Set problem :: Give the data below again exactly as written, without its pictures.
--- Start of Given data ---
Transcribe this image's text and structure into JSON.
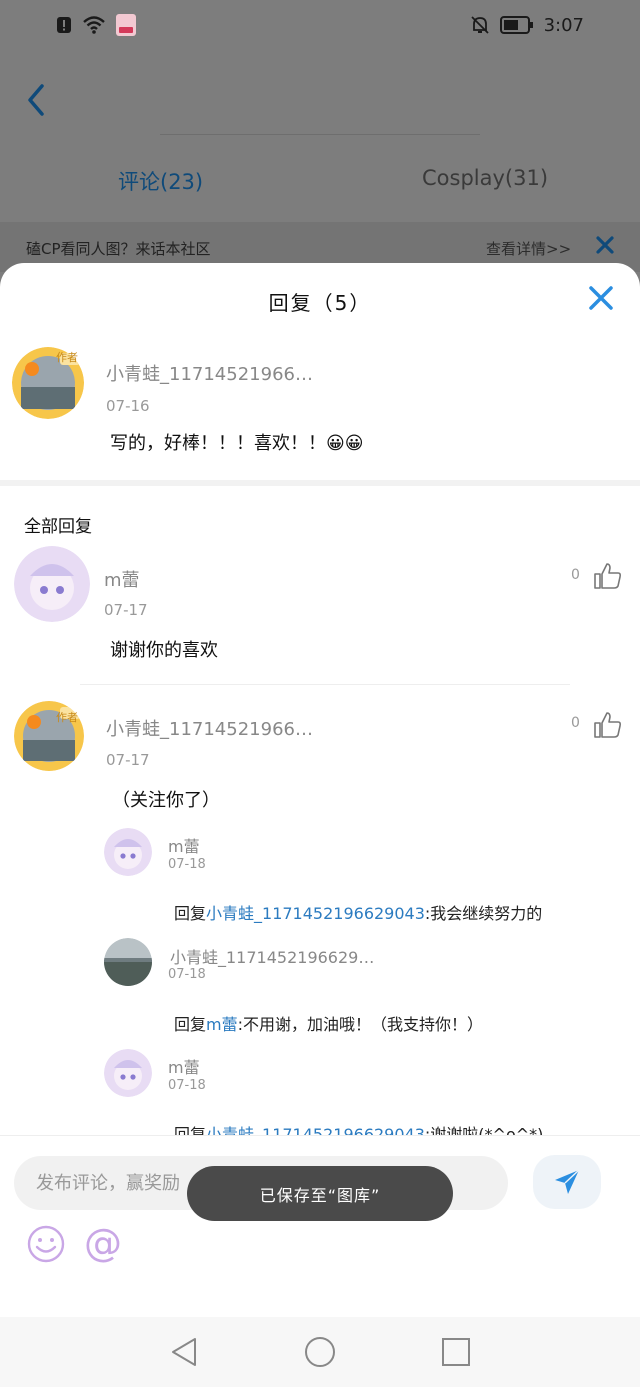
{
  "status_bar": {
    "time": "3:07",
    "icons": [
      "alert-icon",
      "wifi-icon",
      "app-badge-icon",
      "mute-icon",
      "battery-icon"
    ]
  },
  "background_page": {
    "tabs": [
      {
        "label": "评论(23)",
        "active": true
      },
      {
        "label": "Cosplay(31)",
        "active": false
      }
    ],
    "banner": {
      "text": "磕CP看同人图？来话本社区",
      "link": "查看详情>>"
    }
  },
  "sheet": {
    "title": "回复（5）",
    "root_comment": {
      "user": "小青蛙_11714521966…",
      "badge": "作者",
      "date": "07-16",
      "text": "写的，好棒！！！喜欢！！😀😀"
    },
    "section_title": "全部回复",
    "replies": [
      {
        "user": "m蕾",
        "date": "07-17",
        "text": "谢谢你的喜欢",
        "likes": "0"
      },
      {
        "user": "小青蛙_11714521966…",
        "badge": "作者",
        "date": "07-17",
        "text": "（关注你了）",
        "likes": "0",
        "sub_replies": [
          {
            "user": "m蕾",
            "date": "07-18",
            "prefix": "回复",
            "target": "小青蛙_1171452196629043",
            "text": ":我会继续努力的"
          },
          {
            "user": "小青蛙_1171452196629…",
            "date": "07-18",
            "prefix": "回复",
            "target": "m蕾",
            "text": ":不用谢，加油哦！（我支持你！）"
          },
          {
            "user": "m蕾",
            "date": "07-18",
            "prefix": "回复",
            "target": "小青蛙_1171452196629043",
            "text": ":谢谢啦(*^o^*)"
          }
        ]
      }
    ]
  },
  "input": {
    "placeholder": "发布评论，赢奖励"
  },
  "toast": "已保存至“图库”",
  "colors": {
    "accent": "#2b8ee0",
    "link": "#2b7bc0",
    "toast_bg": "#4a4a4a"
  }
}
--- End of Given data ---
The reply ::
Transcribe this image's text and structure into JSON.
{
  "status_bar": {
    "time": "3:07",
    "icons": [
      "alert-icon",
      "wifi-icon",
      "app-badge-icon",
      "mute-icon",
      "battery-icon"
    ]
  },
  "background_page": {
    "tabs": [
      {
        "label": "评论(23)",
        "active": true
      },
      {
        "label": "Cosplay(31)",
        "active": false
      }
    ],
    "banner": {
      "text": "磕CP看同人图？来话本社区",
      "link": "查看详情>>"
    }
  },
  "sheet": {
    "title": "回复（5）",
    "root_comment": {
      "user": "小青蛙_11714521966…",
      "badge": "作者",
      "date": "07-16",
      "text": "写的，好棒！！！喜欢！！😀😀"
    },
    "section_title": "全部回复",
    "replies": [
      {
        "user": "m蕾",
        "date": "07-17",
        "text": "谢谢你的喜欢",
        "likes": "0"
      },
      {
        "user": "小青蛙_11714521966…",
        "badge": "作者",
        "date": "07-17",
        "text": "（关注你了）",
        "likes": "0",
        "sub_replies": [
          {
            "user": "m蕾",
            "date": "07-18",
            "prefix": "回复",
            "target": "小青蛙_1171452196629043",
            "text": ":我会继续努力的"
          },
          {
            "user": "小青蛙_1171452196629…",
            "date": "07-18",
            "prefix": "回复",
            "target": "m蕾",
            "text": ":不用谢，加油哦！（我支持你！）"
          },
          {
            "user": "m蕾",
            "date": "07-18",
            "prefix": "回复",
            "target": "小青蛙_1171452196629043",
            "text": ":谢谢啦(*^o^*)"
          }
        ]
      }
    ]
  },
  "input": {
    "placeholder": "发布评论，赢奖励"
  },
  "toast": "已保存至“图库”",
  "colors": {
    "accent": "#2b8ee0",
    "link": "#2b7bc0",
    "toast_bg": "#4a4a4a"
  }
}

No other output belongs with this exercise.